> _Set exercise_
Count the lines below that contain the word "screenshot". Give only the number.

Part of a data file:
· · · ·
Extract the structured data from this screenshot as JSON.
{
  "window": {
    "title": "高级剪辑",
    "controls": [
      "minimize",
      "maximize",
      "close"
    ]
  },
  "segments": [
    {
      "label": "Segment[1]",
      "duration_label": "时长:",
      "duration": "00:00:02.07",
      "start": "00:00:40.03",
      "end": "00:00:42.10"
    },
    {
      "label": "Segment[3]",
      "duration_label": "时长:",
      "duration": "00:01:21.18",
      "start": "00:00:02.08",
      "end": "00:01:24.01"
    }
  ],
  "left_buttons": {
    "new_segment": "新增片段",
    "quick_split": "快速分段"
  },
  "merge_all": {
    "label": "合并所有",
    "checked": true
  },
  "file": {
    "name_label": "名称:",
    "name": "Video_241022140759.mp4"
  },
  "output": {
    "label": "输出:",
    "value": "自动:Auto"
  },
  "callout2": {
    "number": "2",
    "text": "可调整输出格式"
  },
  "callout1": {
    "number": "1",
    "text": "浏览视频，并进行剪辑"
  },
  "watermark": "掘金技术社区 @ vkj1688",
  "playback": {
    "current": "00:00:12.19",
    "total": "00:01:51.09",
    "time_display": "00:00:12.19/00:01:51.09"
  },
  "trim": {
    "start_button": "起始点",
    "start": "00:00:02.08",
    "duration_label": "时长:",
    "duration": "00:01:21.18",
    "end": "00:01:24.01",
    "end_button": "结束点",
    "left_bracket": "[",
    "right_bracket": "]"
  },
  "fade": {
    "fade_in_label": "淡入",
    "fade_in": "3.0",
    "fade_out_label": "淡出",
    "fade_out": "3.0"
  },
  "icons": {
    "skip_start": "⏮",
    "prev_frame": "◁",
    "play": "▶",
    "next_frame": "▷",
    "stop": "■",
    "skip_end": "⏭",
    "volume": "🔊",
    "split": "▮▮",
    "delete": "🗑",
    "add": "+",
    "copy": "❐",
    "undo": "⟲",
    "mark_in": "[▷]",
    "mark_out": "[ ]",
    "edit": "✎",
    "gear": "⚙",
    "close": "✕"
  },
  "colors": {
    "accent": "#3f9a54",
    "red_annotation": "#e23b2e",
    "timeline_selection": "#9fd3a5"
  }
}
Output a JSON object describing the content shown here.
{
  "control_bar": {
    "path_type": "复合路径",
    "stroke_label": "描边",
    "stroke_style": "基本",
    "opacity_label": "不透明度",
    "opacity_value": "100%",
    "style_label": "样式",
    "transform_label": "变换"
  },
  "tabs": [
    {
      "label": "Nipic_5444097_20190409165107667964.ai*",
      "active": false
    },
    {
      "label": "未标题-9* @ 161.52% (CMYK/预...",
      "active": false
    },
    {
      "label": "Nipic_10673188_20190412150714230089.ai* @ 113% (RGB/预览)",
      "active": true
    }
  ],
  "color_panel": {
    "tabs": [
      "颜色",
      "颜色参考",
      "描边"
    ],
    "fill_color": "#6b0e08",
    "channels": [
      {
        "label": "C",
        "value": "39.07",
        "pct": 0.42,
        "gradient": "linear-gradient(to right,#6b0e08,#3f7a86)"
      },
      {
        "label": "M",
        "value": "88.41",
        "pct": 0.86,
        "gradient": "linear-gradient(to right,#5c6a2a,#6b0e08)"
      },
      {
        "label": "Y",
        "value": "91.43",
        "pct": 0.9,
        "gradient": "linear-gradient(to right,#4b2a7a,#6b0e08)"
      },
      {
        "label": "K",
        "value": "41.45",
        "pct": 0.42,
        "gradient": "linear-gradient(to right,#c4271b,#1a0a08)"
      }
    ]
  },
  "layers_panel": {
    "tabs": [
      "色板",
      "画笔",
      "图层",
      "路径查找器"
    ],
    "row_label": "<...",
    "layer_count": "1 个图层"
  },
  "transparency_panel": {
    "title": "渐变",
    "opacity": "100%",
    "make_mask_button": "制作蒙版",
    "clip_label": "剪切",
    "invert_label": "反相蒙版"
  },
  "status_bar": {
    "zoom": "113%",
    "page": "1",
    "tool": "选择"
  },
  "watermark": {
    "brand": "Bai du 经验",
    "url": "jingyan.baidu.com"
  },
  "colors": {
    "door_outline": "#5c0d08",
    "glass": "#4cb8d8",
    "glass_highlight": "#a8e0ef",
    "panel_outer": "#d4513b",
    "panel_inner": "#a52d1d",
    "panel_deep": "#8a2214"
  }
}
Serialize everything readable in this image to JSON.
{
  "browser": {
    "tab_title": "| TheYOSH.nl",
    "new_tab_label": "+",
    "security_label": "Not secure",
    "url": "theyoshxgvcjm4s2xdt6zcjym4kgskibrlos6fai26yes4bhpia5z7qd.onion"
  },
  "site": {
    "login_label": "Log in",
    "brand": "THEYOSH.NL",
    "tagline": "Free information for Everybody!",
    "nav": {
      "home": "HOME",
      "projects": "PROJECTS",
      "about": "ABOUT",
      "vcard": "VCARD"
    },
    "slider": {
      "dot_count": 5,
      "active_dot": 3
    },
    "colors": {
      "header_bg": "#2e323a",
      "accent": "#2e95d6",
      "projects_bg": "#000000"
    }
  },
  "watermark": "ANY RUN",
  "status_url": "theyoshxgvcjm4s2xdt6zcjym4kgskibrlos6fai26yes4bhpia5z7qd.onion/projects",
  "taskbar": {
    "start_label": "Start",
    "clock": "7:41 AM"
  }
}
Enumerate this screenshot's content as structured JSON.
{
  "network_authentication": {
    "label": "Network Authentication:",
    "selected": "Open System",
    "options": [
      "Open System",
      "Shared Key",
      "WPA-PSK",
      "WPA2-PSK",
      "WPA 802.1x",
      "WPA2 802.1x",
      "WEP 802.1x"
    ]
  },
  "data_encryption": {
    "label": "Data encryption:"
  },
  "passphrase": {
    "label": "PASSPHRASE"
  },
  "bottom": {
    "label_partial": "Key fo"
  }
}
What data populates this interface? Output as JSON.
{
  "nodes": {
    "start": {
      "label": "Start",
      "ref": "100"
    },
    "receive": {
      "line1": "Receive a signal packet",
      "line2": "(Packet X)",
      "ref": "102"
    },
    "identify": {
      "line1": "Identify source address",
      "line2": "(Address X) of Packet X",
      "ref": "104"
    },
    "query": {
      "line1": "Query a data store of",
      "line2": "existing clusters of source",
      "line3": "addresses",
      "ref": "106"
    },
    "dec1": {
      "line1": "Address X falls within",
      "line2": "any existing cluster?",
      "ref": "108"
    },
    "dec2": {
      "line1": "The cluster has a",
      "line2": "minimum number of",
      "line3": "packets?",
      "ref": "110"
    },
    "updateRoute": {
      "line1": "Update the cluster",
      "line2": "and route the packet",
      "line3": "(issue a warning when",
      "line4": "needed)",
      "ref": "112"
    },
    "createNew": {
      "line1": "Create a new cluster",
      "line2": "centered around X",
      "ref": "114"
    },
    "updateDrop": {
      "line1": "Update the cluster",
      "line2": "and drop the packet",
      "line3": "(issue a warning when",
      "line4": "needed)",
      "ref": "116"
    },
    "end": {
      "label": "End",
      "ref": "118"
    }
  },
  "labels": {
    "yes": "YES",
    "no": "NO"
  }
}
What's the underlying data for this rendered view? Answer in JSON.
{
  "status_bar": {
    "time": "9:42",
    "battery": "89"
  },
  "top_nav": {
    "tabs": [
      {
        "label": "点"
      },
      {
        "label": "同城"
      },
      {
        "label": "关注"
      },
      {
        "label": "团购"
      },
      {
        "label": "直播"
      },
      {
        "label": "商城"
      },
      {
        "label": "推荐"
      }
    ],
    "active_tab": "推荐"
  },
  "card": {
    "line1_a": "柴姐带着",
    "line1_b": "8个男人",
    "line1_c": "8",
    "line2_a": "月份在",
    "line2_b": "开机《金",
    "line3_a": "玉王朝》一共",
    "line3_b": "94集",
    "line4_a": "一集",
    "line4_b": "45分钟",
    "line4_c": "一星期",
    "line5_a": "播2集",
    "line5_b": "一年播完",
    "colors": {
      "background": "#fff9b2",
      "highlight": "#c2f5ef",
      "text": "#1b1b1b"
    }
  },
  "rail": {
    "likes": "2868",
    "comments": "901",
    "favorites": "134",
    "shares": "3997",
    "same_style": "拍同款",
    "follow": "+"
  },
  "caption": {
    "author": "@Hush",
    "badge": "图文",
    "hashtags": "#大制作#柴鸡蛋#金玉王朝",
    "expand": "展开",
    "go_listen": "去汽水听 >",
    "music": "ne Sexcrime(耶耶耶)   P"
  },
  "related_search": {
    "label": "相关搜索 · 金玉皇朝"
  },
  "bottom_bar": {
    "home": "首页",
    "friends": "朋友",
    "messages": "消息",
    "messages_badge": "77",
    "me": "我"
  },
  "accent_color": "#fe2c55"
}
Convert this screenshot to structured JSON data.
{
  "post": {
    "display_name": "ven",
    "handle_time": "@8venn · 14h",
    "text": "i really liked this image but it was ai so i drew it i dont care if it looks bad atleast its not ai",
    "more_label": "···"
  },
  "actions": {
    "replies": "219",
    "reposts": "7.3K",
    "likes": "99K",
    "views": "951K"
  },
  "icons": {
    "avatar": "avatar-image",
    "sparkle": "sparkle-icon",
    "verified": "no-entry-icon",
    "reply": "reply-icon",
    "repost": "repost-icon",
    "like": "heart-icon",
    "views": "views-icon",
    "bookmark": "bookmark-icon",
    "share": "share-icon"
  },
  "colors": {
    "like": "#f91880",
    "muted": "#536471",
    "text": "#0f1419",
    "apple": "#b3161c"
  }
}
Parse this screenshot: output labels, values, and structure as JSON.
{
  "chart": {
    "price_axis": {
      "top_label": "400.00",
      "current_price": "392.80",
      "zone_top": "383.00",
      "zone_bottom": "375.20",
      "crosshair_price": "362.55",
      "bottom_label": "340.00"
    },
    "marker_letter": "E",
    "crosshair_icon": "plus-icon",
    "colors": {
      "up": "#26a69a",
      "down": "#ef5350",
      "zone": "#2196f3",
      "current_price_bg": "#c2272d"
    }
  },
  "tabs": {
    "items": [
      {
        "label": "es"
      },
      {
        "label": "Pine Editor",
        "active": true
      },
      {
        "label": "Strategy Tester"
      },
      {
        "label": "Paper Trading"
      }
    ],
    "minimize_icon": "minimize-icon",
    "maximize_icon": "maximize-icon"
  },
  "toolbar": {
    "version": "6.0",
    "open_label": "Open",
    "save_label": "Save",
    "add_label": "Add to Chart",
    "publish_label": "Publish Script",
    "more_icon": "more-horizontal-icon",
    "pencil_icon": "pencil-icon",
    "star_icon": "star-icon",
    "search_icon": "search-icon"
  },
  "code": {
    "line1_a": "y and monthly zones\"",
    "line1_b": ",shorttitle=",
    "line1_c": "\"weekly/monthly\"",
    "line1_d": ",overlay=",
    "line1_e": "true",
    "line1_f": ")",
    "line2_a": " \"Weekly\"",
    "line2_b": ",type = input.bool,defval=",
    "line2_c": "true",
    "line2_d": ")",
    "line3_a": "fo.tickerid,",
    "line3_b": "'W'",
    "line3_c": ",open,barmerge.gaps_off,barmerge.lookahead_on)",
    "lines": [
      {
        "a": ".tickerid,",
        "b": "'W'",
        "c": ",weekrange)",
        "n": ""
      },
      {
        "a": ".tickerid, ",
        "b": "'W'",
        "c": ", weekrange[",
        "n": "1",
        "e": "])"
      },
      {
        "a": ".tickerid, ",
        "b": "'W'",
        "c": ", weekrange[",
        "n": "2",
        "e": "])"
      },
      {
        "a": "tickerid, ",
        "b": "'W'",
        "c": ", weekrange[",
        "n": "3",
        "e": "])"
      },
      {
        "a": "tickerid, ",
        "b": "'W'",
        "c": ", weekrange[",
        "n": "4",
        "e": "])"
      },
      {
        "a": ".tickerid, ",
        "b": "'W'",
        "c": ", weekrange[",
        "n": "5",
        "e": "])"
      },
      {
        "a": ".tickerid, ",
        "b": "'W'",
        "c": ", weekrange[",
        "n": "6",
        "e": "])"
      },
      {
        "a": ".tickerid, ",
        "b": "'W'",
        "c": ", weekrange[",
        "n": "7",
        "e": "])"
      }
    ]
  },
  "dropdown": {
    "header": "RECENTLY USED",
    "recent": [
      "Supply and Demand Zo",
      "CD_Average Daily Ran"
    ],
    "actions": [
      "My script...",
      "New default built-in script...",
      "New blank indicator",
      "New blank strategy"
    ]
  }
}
· · · ·
> _Solution_
4